JOB
Each line of the material below should be reproduced exactly.

RECORDS PROVIDED
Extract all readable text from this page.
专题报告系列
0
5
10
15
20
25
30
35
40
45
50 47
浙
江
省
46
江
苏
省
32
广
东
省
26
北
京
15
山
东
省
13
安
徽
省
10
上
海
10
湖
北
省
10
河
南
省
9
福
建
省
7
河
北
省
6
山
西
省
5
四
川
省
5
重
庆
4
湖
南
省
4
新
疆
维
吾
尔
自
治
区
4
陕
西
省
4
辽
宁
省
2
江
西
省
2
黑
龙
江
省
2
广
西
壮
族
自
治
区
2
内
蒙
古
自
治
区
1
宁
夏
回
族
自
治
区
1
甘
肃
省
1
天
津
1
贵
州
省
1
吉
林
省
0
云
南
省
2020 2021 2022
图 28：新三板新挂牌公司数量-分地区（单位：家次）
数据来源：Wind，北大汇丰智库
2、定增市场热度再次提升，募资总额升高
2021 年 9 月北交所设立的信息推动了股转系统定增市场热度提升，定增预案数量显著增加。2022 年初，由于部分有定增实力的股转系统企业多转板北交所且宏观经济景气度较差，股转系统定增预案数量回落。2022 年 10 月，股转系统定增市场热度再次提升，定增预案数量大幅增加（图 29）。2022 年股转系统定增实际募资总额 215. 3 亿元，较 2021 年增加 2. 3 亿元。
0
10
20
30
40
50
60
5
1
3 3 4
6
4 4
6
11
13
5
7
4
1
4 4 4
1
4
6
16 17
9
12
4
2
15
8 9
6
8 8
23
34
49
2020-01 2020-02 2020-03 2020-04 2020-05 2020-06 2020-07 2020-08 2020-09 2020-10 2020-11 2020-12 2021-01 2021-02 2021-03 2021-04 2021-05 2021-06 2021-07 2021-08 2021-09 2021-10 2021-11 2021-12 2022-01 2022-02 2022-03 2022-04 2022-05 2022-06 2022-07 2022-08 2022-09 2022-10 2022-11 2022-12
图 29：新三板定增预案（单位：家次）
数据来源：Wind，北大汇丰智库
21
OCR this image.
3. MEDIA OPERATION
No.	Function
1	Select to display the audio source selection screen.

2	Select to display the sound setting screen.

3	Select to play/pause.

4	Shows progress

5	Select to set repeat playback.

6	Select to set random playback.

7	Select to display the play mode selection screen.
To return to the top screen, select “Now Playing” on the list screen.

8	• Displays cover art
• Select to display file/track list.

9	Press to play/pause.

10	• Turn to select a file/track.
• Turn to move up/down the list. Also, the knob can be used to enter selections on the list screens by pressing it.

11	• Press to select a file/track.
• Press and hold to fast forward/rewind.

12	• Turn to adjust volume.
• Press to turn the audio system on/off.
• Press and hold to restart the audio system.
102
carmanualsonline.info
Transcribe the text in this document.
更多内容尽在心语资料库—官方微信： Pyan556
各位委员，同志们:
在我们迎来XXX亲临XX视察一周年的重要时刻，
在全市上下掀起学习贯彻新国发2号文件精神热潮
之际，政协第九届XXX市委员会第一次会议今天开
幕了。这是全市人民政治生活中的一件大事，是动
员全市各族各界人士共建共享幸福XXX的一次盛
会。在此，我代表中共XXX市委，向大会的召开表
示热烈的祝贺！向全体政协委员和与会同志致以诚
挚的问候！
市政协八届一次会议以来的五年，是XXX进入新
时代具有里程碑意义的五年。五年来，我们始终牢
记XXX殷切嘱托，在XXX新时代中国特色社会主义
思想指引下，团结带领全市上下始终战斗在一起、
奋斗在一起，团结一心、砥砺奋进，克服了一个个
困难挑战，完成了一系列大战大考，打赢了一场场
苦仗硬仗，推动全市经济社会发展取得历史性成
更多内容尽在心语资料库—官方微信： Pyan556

FULL OUTPUT
Extract all readable text from this page.
专题报告系列
0
5
10
15
20
25
30
35
40
45
50 47
浙
江
省
46
江
苏
省
32
广
东
省
26
北
京
15
山
东
省
13
安
徽
省
10
上
海
10
湖
北
省
10
河
南
省
9
福
建
省
7
河
北
省
6
山
西
省
5
四
川
省
5
重
庆
4
湖
南
省
4
新
疆
维
吾
尔
自
治
区
4
陕
西
省
4
辽
宁
省
2
江
西
省
2
黑
龙
江
省
2
广
西
壮
族
自
治
区
2
内
蒙
古
自
治
区
1
宁
夏
回
族
自
治
区
1
甘
肃
省
1
天
津
1
贵
州
省
1
吉
林
省
0
云
南
省
2020 2021 2022
图 28：新三板新挂牌公司数量-分地区（单位：家次）
数据来源：Wind，北大汇丰智库
2、定增市场热度再次提升，募资总额升高
2021 年 9 月北交所设立的信息推动了股转系统定增市场热度提升，定增预案数量显著增加。2022 年初，由于部分有定增实力的股转系统企业多转板北交所且宏观经济景气度较差，股转系统定增预案数量回落。2022 年 10 月，股转系统定增市场热度再次提升，定增预案数量大幅增加（图 29）。2022 年股转系统定增实际募资总额 215. 3 亿元，较 2021 年增加 2. 3 亿元。
0
10
20
30
40
50
60
5
1
3 3 4
6
4 4
6
11
13
5
7
4
1
4 4 4
1
4
6
16 17
9
12
4
2
15
8 9
6
8 8
23
34
49
2020-01 2020-02 2020-03 2020-04 2020-05 2020-06 2020-07 2020-08 2020-09 2020-10 2020-11 2020-12 2021-01 2021-02 2021-03 2021-04 2021-05 2021-06 2021-07 2021-08 2021-09 2021-10 2021-11 2021-12 2022-01 2022-02 2022-03 2022-04 2022-05 2022-06 2022-07 2022-08 2022-09 2022-10 2022-11 2022-12
图 29：新三板定增预案（单位：家次）
数据来源：Wind，北大汇丰智库
21
OCR this image.
3. MEDIA OPERATION
No.	Function
1	Select to display the audio source selection screen.

2	Select to display the sound setting screen.

3	Select to play/pause.

4	Shows progress

5	Select to set repeat playback.

6	Select to set random playback.

7	Select to display the play mode selection screen.
To return to the top screen, select “Now Playing” on the list screen.

8	• Displays cover art
• Select to display file/track list.

9	Press to play/pause.

10	• Turn to select a file/track.
• Turn to move up/down the list. Also, the knob can be used to enter selections on the list screens by pressing it.

11	• Press to select a file/track.
• Press and hold to fast forward/rewind.

12	• Turn to adjust volume.
• Press to turn the audio system on/off.
• Press and hold to restart the audio system.
102
carmanualsonline.info
Transcribe the text in this document.
更多内容尽在心语资料库—官方微信： Pyan556
各位委员，同志们:
在我们迎来XXX亲临XX视察一周年的重要时刻，
在全市上下掀起学习贯彻新国发2号文件精神热潮
之际，政协第九届XXX市委员会第一次会议今天开
幕了。这是全市人民政治生活中的一件大事，是动
员全市各族各界人士共建共享幸福XXX的一次盛
会。在此，我代表中共XXX市委，向大会的召开表
示热烈的祝贺！向全体政协委员和与会同志致以诚
挚的问候！
市政协八届一次会议以来的五年，是XXX进入新
时代具有里程碑意义的五年。五年来，我们始终牢
记XXX殷切嘱托，在XXX新时代中国特色社会主义
思想指引下，团结带领全市上下始终战斗在一起、
奋斗在一起，团结一心、砥砺奋进，克服了一个个
困难挑战，完成了一系列大战大考，打赢了一场场
苦仗硬仗，推动全市经济社会发展取得历史性成
更多内容尽在心语资料库—官方微信： Pyan556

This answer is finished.